STATED PROBLEM -> Copy out the whole listing exactly as written, leaving the pictures behind.

>> Start

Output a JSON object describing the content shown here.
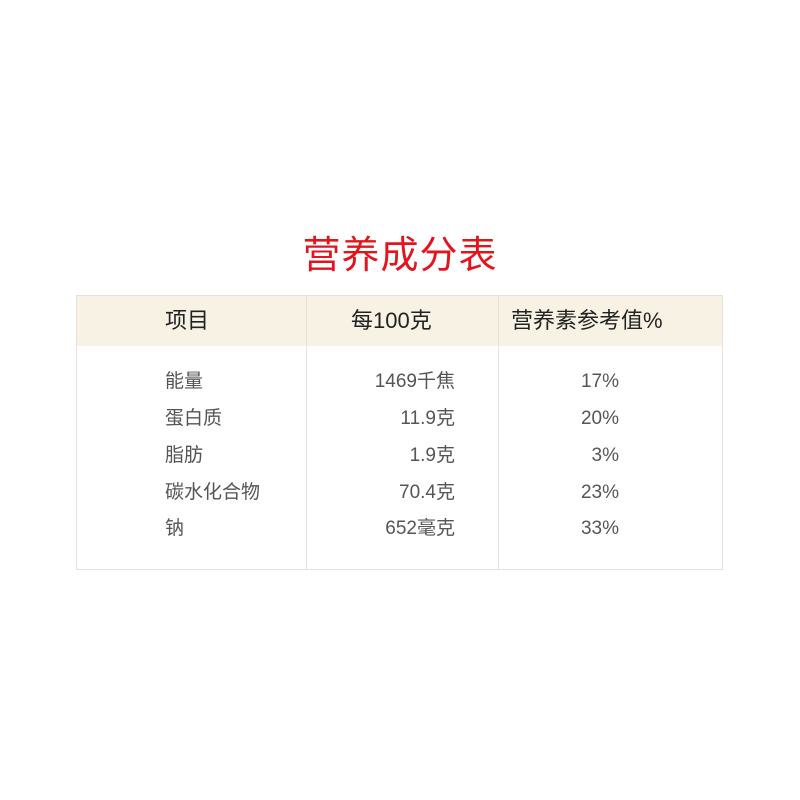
{
  "title": "营养成分表",
  "headers": [
    "项目",
    "每100克",
    "营养素参考值%"
  ],
  "rows": [
    {
      "item": "能量",
      "per100g": "1469千焦",
      "nrv": "17%"
    },
    {
      "item": "蛋白质",
      "per100g": "11.9克",
      "nrv": "20%"
    },
    {
      "item": "脂肪",
      "per100g": "1.9克",
      "nrv": "3%"
    },
    {
      "item": "碳水化合物",
      "per100g": "70.4克",
      "nrv": "23%"
    },
    {
      "item": "钠",
      "per100g": "652毫克",
      "nrv": "33%"
    }
  ],
  "colors": {
    "title": "#e3141d",
    "header_bg": "#f8f2e4"
  }
}
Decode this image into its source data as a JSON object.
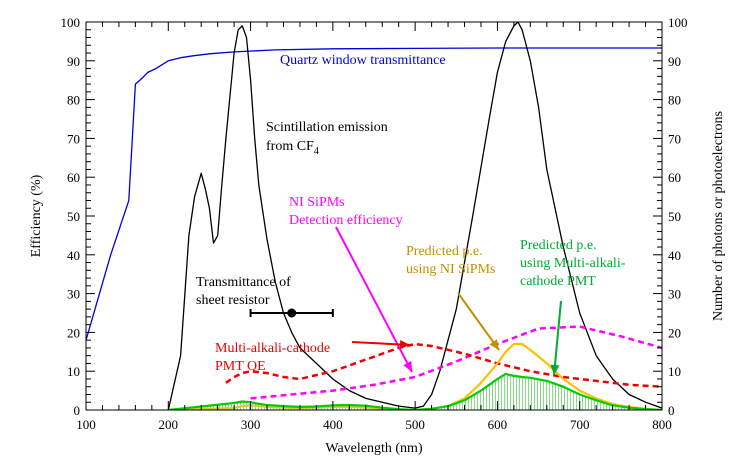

>> End

SOLUTION TO THIS EXERCISE ->
Output a JSON object describing the content shown here.
{
  "title": "营养成分表",
  "headers": [
    "项目",
    "每100克",
    "营养素参考值%"
  ],
  "rows": [
    {
      "item": "能量",
      "per100g": "1469千焦",
      "nrv": "17%"
    },
    {
      "item": "蛋白质",
      "per100g": "11.9克",
      "nrv": "20%"
    },
    {
      "item": "脂肪",
      "per100g": "1.9克",
      "nrv": "3%"
    },
    {
      "item": "碳水化合物",
      "per100g": "70.4克",
      "nrv": "23%"
    },
    {
      "item": "钠",
      "per100g": "652毫克",
      "nrv": "33%"
    }
  ],
  "colors": {
    "title": "#e3141d",
    "header_bg": "#f8f2e4"
  }
}
Decode this image into its source data as a JSON object.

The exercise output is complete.